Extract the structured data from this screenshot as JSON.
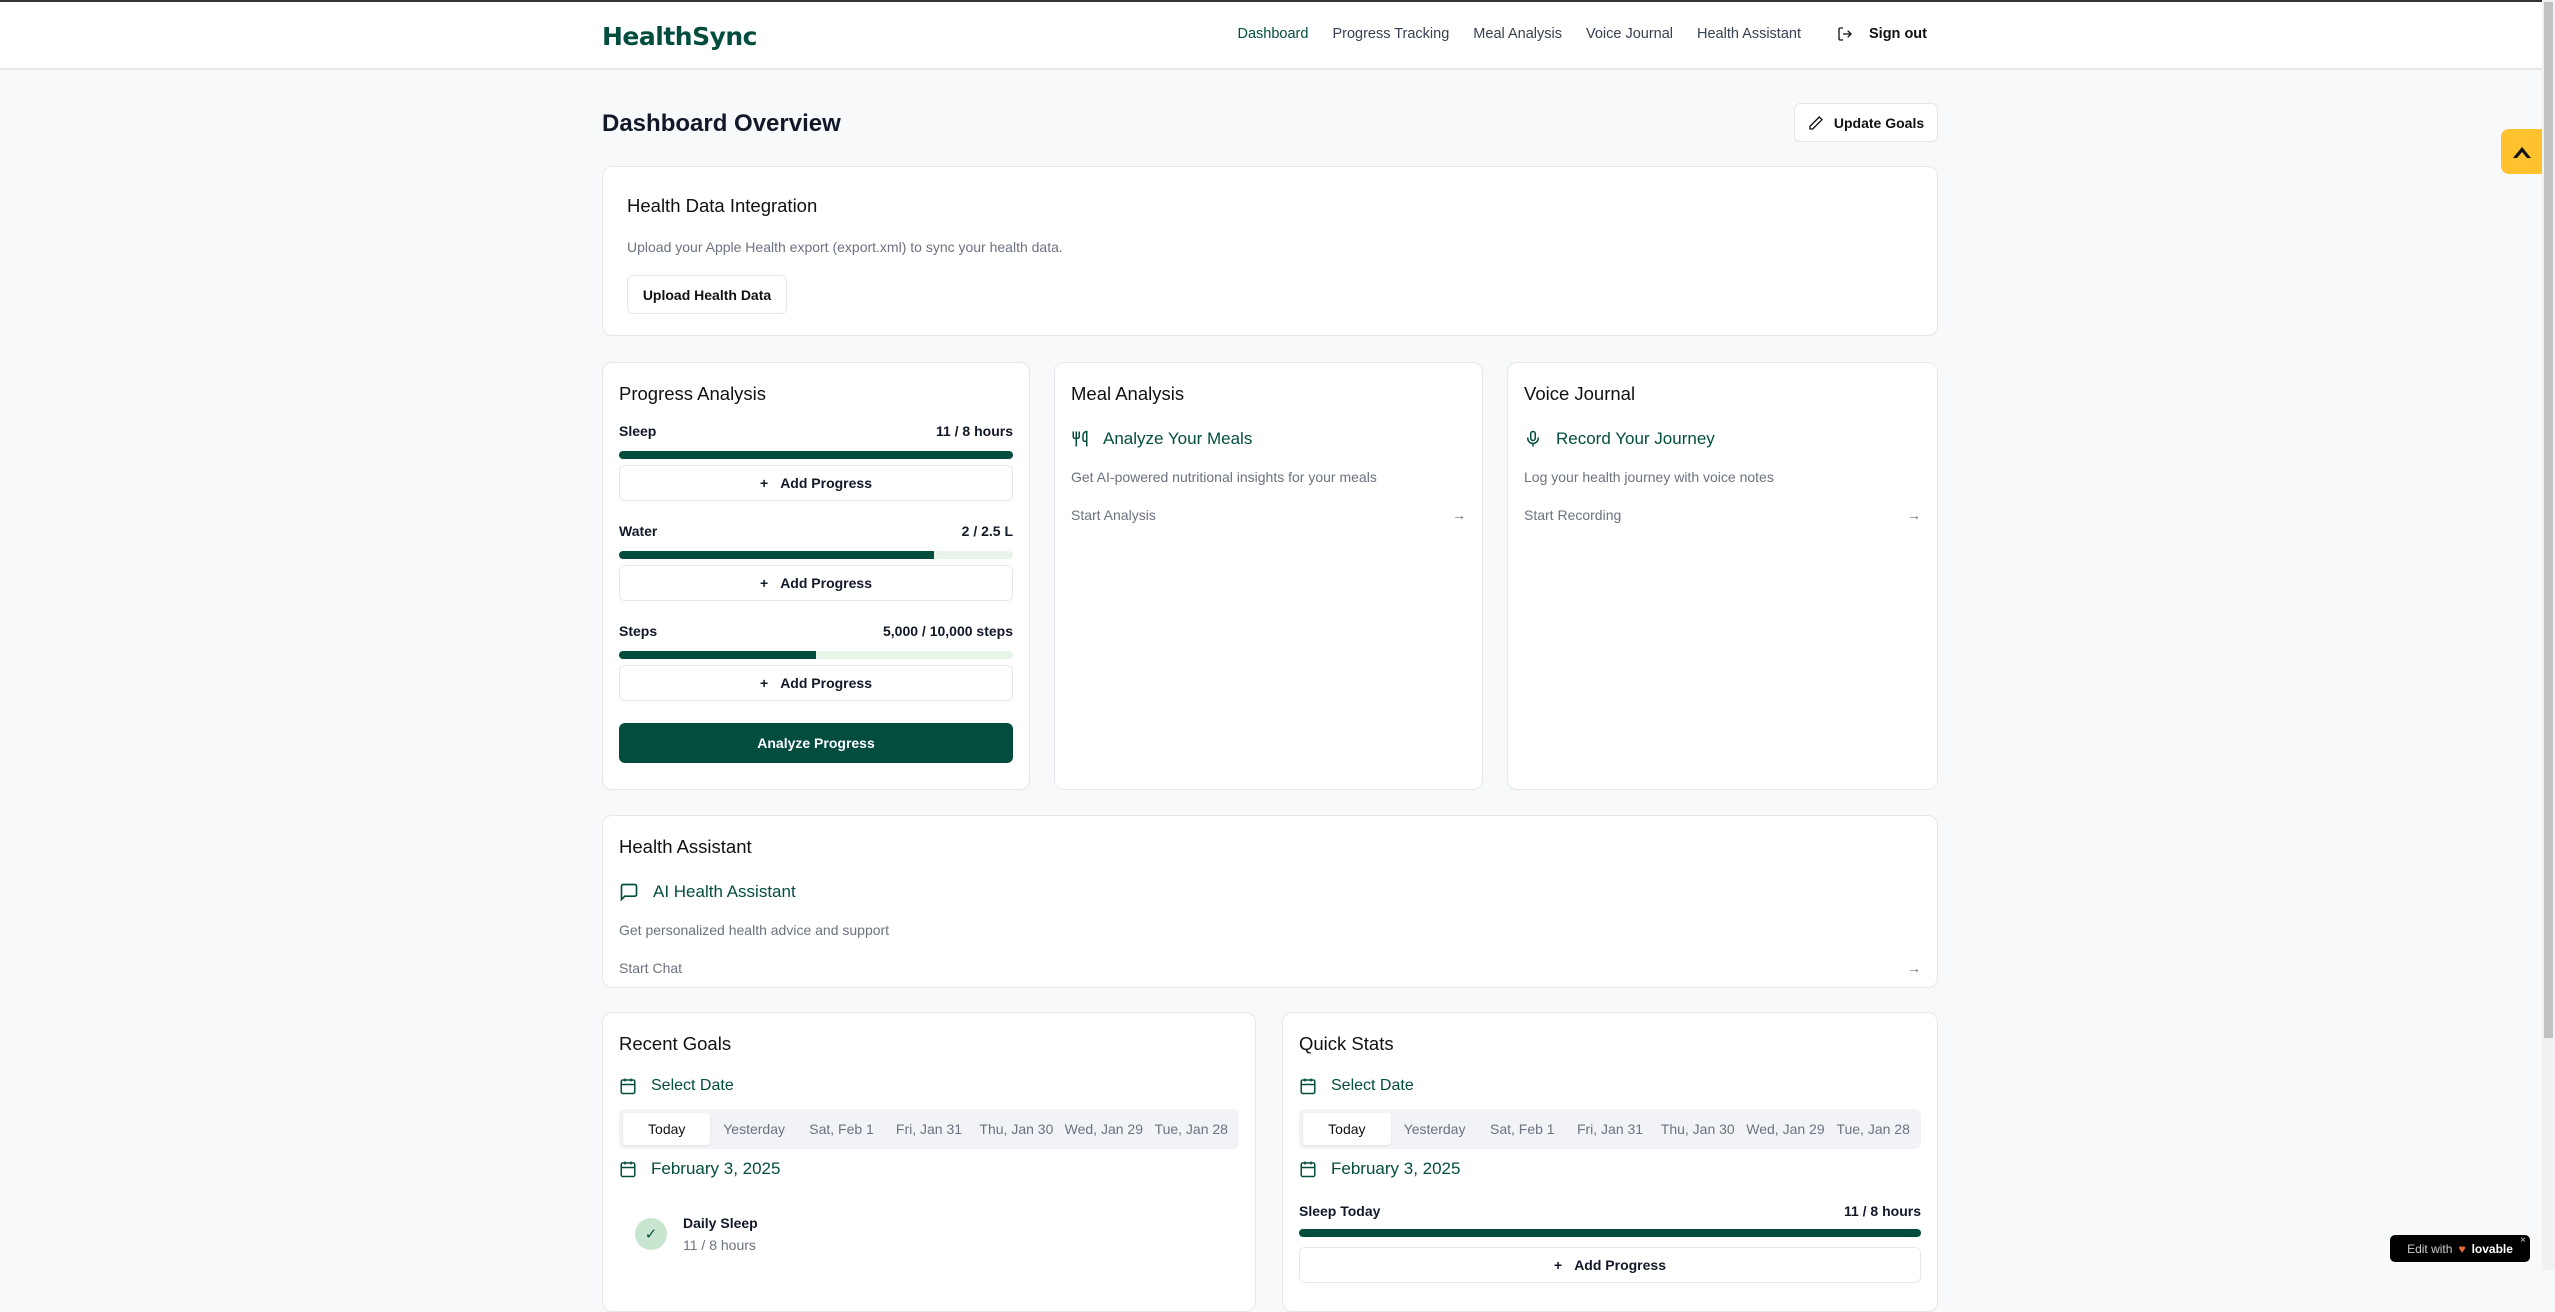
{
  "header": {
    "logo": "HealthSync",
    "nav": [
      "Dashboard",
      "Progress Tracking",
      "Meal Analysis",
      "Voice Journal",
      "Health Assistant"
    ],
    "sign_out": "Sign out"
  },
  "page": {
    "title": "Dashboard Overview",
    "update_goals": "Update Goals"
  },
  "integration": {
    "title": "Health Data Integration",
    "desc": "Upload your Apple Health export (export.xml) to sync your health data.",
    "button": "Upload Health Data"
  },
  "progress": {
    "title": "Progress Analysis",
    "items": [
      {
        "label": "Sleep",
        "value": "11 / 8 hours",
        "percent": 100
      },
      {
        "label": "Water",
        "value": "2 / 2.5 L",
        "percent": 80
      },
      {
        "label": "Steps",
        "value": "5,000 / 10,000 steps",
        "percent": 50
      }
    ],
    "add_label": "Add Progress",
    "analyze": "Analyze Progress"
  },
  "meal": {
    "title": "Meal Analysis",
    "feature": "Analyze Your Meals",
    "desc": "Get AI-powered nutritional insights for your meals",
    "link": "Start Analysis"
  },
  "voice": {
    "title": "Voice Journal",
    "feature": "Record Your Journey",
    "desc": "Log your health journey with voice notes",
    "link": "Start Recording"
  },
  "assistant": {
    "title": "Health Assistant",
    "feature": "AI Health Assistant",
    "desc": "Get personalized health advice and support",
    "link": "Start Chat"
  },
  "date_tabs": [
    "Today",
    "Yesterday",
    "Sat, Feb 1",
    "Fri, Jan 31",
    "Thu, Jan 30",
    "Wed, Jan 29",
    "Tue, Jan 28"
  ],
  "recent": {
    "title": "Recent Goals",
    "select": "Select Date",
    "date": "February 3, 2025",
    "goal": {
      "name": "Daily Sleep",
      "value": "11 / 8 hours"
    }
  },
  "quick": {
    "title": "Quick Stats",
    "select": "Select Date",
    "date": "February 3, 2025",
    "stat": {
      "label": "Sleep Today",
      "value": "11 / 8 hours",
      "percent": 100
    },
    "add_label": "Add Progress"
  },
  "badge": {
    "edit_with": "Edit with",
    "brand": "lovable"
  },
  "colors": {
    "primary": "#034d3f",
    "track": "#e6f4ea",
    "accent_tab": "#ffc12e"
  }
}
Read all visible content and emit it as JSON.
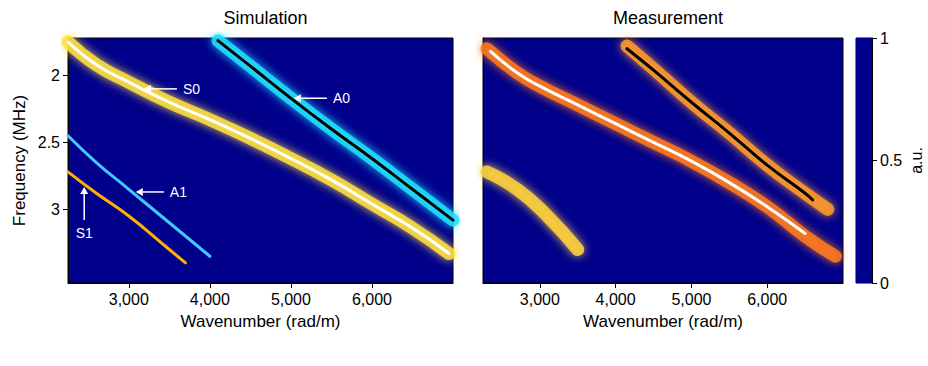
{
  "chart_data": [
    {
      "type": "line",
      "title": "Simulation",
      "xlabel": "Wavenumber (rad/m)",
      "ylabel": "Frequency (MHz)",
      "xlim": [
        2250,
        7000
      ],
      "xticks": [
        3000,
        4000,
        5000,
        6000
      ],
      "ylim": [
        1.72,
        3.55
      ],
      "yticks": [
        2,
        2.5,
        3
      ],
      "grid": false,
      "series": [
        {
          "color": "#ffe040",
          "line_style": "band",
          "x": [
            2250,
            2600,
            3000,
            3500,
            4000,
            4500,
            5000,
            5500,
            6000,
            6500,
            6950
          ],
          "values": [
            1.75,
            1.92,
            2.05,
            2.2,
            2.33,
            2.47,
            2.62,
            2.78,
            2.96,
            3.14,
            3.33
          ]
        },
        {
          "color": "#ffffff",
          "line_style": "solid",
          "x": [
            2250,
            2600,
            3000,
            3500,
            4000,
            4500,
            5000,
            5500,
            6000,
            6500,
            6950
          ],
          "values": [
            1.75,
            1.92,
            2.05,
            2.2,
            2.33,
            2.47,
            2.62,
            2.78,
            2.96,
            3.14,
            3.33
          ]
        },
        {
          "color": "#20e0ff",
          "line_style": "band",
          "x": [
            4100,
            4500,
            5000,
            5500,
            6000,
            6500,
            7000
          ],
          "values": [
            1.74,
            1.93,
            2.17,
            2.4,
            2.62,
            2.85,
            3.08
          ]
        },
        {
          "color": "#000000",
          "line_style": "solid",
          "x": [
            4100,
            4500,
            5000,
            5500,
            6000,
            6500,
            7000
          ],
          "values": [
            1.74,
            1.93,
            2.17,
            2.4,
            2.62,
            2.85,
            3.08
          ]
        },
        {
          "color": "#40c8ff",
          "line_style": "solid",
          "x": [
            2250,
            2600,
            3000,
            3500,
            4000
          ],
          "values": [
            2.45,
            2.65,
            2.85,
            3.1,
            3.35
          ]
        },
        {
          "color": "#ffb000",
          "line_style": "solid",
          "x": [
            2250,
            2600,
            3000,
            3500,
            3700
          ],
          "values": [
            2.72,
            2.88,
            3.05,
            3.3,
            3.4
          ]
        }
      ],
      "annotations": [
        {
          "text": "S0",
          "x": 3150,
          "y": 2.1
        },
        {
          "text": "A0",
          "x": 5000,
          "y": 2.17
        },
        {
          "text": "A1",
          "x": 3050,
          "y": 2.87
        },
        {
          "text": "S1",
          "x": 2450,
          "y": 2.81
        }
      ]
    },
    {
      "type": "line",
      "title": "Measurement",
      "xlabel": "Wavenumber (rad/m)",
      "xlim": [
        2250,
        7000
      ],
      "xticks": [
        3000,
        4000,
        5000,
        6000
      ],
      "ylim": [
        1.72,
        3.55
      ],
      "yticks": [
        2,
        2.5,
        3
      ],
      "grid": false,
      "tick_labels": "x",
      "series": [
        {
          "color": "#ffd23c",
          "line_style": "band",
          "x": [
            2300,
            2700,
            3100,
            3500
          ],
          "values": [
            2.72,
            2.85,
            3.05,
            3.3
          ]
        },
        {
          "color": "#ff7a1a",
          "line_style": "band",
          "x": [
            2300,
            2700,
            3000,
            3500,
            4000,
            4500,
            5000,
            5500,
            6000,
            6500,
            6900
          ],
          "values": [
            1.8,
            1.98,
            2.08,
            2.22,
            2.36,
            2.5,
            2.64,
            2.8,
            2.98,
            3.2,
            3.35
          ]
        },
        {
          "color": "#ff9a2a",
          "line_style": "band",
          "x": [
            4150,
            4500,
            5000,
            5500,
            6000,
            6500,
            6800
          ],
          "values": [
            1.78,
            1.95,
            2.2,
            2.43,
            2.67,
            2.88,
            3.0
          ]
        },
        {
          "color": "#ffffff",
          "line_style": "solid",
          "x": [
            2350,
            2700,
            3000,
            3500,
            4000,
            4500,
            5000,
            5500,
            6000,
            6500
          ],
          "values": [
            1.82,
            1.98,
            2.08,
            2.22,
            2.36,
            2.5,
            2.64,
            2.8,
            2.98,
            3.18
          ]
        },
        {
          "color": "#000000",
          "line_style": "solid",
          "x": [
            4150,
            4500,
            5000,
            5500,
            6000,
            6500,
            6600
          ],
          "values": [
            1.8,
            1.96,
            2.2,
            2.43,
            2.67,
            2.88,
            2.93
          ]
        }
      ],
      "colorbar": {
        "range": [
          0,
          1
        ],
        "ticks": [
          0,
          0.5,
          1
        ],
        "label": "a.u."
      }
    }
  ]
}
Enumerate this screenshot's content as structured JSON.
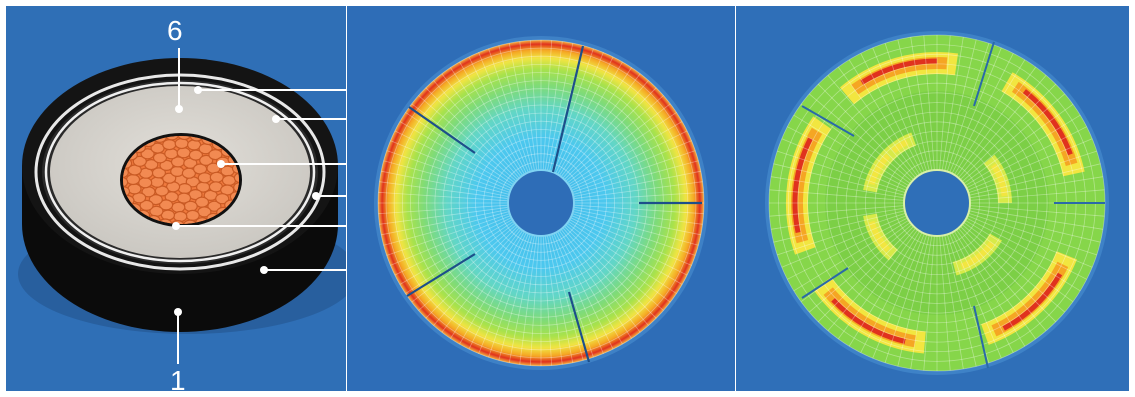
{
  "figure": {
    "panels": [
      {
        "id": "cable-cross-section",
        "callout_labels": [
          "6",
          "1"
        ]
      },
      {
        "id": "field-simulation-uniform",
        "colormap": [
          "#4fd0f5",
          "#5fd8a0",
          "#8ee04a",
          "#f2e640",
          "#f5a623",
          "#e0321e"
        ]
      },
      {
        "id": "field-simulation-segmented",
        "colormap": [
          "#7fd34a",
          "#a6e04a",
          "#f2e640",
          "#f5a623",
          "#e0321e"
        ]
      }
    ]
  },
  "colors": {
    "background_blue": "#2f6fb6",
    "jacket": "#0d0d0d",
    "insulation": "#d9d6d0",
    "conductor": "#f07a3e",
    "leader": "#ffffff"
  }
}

──────────────────────────────

**Exercise description:** Take the records above and transcribe them exactly, dropping every picture.

**Written answer:**
Extract the structured data from this screenshot as JSON.
{
  "header": {
    "logo": "HealthSync",
    "nav": [
      "Dashboard",
      "Progress Tracking",
      "Meal Analysis",
      "Voice Journal",
      "Health Assistant"
    ],
    "sign_out": "Sign out"
  },
  "page": {
    "title": "Dashboard Overview",
    "update_goals": "Update Goals"
  },
  "integration": {
    "title": "Health Data Integration",
    "desc": "Upload your Apple Health export (export.xml) to sync your health data.",
    "button": "Upload Health Data"
  },
  "progress": {
    "title": "Progress Analysis",
    "items": [
      {
        "label": "Sleep",
        "value": "11 / 8 hours",
        "percent": 100
      },
      {
        "label": "Water",
        "value": "2 / 2.5 L",
        "percent": 80
      },
      {
        "label": "Steps",
        "value": "5,000 / 10,000 steps",
        "percent": 50
      }
    ],
    "add_label": "Add Progress",
    "analyze": "Analyze Progress"
  },
  "meal": {
    "title": "Meal Analysis",
    "feature": "Analyze Your Meals",
    "desc": "Get AI-powered nutritional insights for your meals",
    "link": "Start Analysis"
  },
  "voice": {
    "title": "Voice Journal",
    "feature": "Record Your Journey",
    "desc": "Log your health journey with voice notes",
    "link": "Start Recording"
  },
  "assistant": {
    "title": "Health Assistant",
    "feature": "AI Health Assistant",
    "desc": "Get personalized health advice and support",
    "link": "Start Chat"
  },
  "date_tabs": [
    "Today",
    "Yesterday",
    "Sat, Feb 1",
    "Fri, Jan 31",
    "Thu, Jan 30",
    "Wed, Jan 29",
    "Tue, Jan 28"
  ],
  "recent": {
    "title": "Recent Goals",
    "select": "Select Date",
    "date": "February 3, 2025",
    "goal": {
      "name": "Daily Sleep",
      "value": "11 / 8 hours"
    }
  },
  "quick": {
    "title": "Quick Stats",
    "select": "Select Date",
    "date": "February 3, 2025",
    "stat": {
      "label": "Sleep Today",
      "value": "11 / 8 hours",
      "percent": 100
    },
    "add_label": "Add Progress"
  },
  "badge": {
    "edit_with": "Edit with",
    "brand": "lovable"
  },
  "colors": {
    "primary": "#034d3f",
    "track": "#e6f4ea",
    "accent_tab": "#ffc12e"
  }
}
Read all visible content and emit it as JSON.
{
  "chart_data": [
    {
      "type": "line",
      "title": "Simulation",
      "xlabel": "Wavenumber (rad/m)",
      "ylabel": "Frequency (MHz)",
      "xlim": [
        2250,
        7000
      ],
      "xticks": [
        3000,
        4000,
        5000,
        6000
      ],
      "ylim": [
        1.72,
        3.55
      ],
      "yticks": [
        2,
        2.5,
        3
      ],
      "grid": false,
      "series": [
        {
          "color": "#ffe040",
          "line_style": "band",
          "x": [
            2250,
            2600,
            3000,
            3500,
            4000,
            4500,
            5000,
            5500,
            6000,
            6500,
            6950
          ],
          "values": [
            1.75,
            1.92,
            2.05,
            2.2,
            2.33,
            2.47,
            2.62,
            2.78,
            2.96,
            3.14,
            3.33
          ]
        },
        {
          "color": "#ffffff",
          "line_style": "solid",
          "x": [
            2250,
            2600,
            3000,
            3500,
            4000,
            4500,
            5000,
            5500,
            6000,
            6500,
            6950
          ],
          "values": [
            1.75,
            1.92,
            2.05,
            2.2,
            2.33,
            2.47,
            2.62,
            2.78,
            2.96,
            3.14,
            3.33
          ]
        },
        {
          "color": "#20e0ff",
          "line_style": "band",
          "x": [
            4100,
            4500,
            5000,
            5500,
            6000,
            6500,
            7000
          ],
          "values": [
            1.74,
            1.93,
            2.17,
            2.4,
            2.62,
            2.85,
            3.08
          ]
        },
        {
          "color": "#000000",
          "line_style": "solid",
          "x": [
            4100,
            4500,
            5000,
            5500,
            6000,
            6500,
            7000
          ],
          "values": [
            1.74,
            1.93,
            2.17,
            2.4,
            2.62,
            2.85,
            3.08
          ]
        },
        {
          "color": "#40c8ff",
          "line_style": "solid",
          "x": [
            2250,
            2600,
            3000,
            3500,
            4000
          ],
          "values": [
            2.45,
            2.65,
            2.85,
            3.1,
            3.35
          ]
        },
        {
          "color": "#ffb000",
          "line_style": "solid",
          "x": [
            2250,
            2600,
            3000,
            3500,
            3700
          ],
          "values": [
            2.72,
            2.88,
            3.05,
            3.3,
            3.4
          ]
        }
      ],
      "annotations": [
        {
          "text": "S0",
          "x": 3150,
          "y": 2.1
        },
        {
          "text": "A0",
          "x": 5000,
          "y": 2.17
        },
        {
          "text": "A1",
          "x": 3050,
          "y": 2.87
        },
        {
          "text": "S1",
          "x": 2450,
          "y": 2.81
        }
      ]
    },
    {
      "type": "line",
      "title": "Measurement",
      "xlabel": "Wavenumber (rad/m)",
      "xlim": [
        2250,
        7000
      ],
      "xticks": [
        3000,
        4000,
        5000,
        6000
      ],
      "ylim": [
        1.72,
        3.55
      ],
      "yticks": [
        2,
        2.5,
        3
      ],
      "grid": false,
      "tick_labels": "x",
      "series": [
        {
          "color": "#ffd23c",
          "line_style": "band",
          "x": [
            2300,
            2700,
            3100,
            3500
          ],
          "values": [
            2.72,
            2.85,
            3.05,
            3.3
          ]
        },
        {
          "color": "#ff7a1a",
          "line_style": "band",
          "x": [
            2300,
            2700,
            3000,
            3500,
            4000,
            4500,
            5000,
            5500,
            6000,
            6500,
            6900
          ],
          "values": [
            1.8,
            1.98,
            2.08,
            2.22,
            2.36,
            2.5,
            2.64,
            2.8,
            2.98,
            3.2,
            3.35
          ]
        },
        {
          "color": "#ff9a2a",
          "line_style": "band",
          "x": [
            4150,
            4500,
            5000,
            5500,
            6000,
            6500,
            6800
          ],
          "values": [
            1.78,
            1.95,
            2.2,
            2.43,
            2.67,
            2.88,
            3.0
          ]
        },
        {
          "color": "#ffffff",
          "line_style": "solid",
          "x": [
            2350,
            2700,
            3000,
            3500,
            4000,
            4500,
            5000,
            5500,
            6000,
            6500
          ],
          "values": [
            1.82,
            1.98,
            2.08,
            2.22,
            2.36,
            2.5,
            2.64,
            2.8,
            2.98,
            3.18
          ]
        },
        {
          "color": "#000000",
          "line_style": "solid",
          "x": [
            4150,
            4500,
            5000,
            5500,
            6000,
            6500,
            6600
          ],
          "values": [
            1.8,
            1.96,
            2.2,
            2.43,
            2.67,
            2.88,
            2.93
          ]
        }
      ],
      "colorbar": {
        "range": [
          0,
          1
        ],
        "ticks": [
          0,
          0.5,
          1
        ],
        "label": "a.u."
      }
    }
  ]
}
Enumerate this screenshot's content as structured JSON.
{
  "figure": {
    "panels": [
      {
        "id": "cable-cross-section",
        "callout_labels": [
          "6",
          "1"
        ]
      },
      {
        "id": "field-simulation-uniform",
        "colormap": [
          "#4fd0f5",
          "#5fd8a0",
          "#8ee04a",
          "#f2e640",
          "#f5a623",
          "#e0321e"
        ]
      },
      {
        "id": "field-simulation-segmented",
        "colormap": [
          "#7fd34a",
          "#a6e04a",
          "#f2e640",
          "#f5a623",
          "#e0321e"
        ]
      }
    ]
  },
  "colors": {
    "background_blue": "#2f6fb6",
    "jacket": "#0d0d0d",
    "insulation": "#d9d6d0",
    "conductor": "#f07a3e",
    "leader": "#ffffff"
  }
}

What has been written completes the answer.